*Supplied entries*:
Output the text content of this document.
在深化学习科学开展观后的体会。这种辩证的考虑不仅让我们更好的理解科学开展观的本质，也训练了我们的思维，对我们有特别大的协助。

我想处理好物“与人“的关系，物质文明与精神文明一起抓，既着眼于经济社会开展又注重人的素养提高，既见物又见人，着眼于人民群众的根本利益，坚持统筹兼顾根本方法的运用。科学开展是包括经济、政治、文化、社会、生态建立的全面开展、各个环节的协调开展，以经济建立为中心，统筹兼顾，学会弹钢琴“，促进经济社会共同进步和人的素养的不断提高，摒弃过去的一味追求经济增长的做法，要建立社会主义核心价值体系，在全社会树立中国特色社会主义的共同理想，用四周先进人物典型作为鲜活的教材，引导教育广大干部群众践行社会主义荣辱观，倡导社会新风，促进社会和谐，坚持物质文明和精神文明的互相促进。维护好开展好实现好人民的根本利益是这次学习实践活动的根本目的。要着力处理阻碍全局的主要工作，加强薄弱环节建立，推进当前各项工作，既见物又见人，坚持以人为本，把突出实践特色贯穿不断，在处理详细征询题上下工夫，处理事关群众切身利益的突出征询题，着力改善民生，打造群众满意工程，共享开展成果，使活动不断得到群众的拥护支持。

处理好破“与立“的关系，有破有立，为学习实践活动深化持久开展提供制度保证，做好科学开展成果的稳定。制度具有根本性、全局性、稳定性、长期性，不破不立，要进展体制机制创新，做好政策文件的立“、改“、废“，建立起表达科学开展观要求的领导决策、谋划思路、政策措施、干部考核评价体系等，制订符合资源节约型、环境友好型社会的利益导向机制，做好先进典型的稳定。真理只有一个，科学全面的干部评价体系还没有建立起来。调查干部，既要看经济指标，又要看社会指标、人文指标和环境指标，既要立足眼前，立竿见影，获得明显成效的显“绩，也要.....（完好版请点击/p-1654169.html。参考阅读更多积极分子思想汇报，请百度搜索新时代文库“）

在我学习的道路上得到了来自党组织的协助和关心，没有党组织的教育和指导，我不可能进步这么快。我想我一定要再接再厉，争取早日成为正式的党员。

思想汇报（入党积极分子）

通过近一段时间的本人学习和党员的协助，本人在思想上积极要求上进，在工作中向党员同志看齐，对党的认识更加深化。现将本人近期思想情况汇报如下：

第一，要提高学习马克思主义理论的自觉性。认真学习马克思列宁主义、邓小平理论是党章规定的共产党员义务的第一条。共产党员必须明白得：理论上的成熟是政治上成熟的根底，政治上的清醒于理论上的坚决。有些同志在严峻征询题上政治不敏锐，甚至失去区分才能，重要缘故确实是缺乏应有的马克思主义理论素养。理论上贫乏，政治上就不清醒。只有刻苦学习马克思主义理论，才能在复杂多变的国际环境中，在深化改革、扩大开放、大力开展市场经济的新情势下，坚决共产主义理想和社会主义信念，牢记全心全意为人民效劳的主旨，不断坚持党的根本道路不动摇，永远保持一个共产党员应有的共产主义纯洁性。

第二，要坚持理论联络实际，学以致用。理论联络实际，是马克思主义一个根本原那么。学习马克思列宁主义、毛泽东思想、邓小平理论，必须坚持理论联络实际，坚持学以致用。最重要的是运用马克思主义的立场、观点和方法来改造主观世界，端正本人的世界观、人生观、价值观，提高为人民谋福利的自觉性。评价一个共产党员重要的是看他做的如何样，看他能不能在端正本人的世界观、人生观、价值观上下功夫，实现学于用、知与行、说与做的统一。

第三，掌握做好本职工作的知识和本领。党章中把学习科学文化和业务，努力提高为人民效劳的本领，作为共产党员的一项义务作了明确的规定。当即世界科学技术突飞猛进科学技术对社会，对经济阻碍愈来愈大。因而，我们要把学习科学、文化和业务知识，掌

*What to produce*: Reproduce the records in full, exactly as written.

*Finished exercise*:
Output the text content of this document.
在深化学习科学开展观后的体会。这种辩证的考虑不仅让我们更好的理解科学开展观的本质，也训练了我们的思维，对我们有特别大的协助。

我想处理好物“与人“的关系，物质文明与精神文明一起抓，既着眼于经济社会开展又注重人的素养提高，既见物又见人，着眼于人民群众的根本利益，坚持统筹兼顾根本方法的运用。科学开展是包括经济、政治、文化、社会、生态建立的全面开展、各个环节的协调开展，以经济建立为中心，统筹兼顾，学会弹钢琴“，促进经济社会共同进步和人的素养的不断提高，摒弃过去的一味追求经济增长的做法，要建立社会主义核心价值体系，在全社会树立中国特色社会主义的共同理想，用四周先进人物典型作为鲜活的教材，引导教育广大干部群众践行社会主义荣辱观，倡导社会新风，促进社会和谐，坚持物质文明和精神文明的互相促进。维护好开展好实现好人民的根本利益是这次学习实践活动的根本目的。要着力处理阻碍全局的主要工作，加强薄弱环节建立，推进当前各项工作，既见物又见人，坚持以人为本，把突出实践特色贯穿不断，在处理详细征询题上下工夫，处理事关群众切身利益的突出征询题，着力改善民生，打造群众满意工程，共享开展成果，使活动不断得到群众的拥护支持。

处理好破“与立“的关系，有破有立，为学习实践活动深化持久开展提供制度保证，做好科学开展成果的稳定。制度具有根本性、全局性、稳定性、长期性，不破不立，要进展体制机制创新，做好政策文件的立“、改“、废“，建立起表达科学开展观要求的领导决策、谋划思路、政策措施、干部考核评价体系等，制订符合资源节约型、环境友好型社会的利益导向机制，做好先进典型的稳定。真理只有一个，科学全面的干部评价体系还没有建立起来。调查干部，既要看经济指标，又要看社会指标、人文指标和环境指标，既要立足眼前，立竿见影，获得明显成效的显“绩，也要.....（完好版请点击/p-1654169.html。参考阅读更多积极分子思想汇报，请百度搜索新时代文库“）

在我学习的道路上得到了来自党组织的协助和关心，没有党组织的教育和指导，我不可能进步这么快。我想我一定要再接再厉，争取早日成为正式的党员。

思想汇报（入党积极分子）

通过近一段时间的本人学习和党员的协助，本人在思想上积极要求上进，在工作中向党员同志看齐，对党的认识更加深化。现将本人近期思想情况汇报如下：

第一，要提高学习马克思主义理论的自觉性。认真学习马克思列宁主义、邓小平理论是党章规定的共产党员义务的第一条。共产党员必须明白得：理论上的成熟是政治上成熟的根底，政治上的清醒于理论上的坚决。有些同志在严峻征询题上政治不敏锐，甚至失去区分才能，重要缘故确实是缺乏应有的马克思主义理论素养。理论上贫乏，政治上就不清醒。只有刻苦学习马克思主义理论，才能在复杂多变的国际环境中，在深化改革、扩大开放、大力开展市场经济的新情势下，坚决共产主义理想和社会主义信念，牢记全心全意为人民效劳的主旨，不断坚持党的根本道路不动摇，永远保持一个共产党员应有的共产主义纯洁性。

第二，要坚持理论联络实际，学以致用。理论联络实际，是马克思主义一个根本原那么。学习马克思列宁主义、毛泽东思想、邓小平理论，必须坚持理论联络实际，坚持学以致用。最重要的是运用马克思主义的立场、观点和方法来改造主观世界，端正本人的世界观、人生观、价值观，提高为人民谋福利的自觉性。评价一个共产党员重要的是看他做的如何样，看他能不能在端正本人的世界观、人生观、价值观上下功夫，实现学于用、知与行、说与做的统一。

第三，掌握做好本职工作的知识和本领。党章中把学习科学文化和业务，努力提高为人民效劳的本领，作为共产党员的一项义务作了明确的规定。当即世界科学技术突飞猛进科学技术对社会，对经济阻碍愈来愈大。因而，我们要把学习科学、文化和业务知识，掌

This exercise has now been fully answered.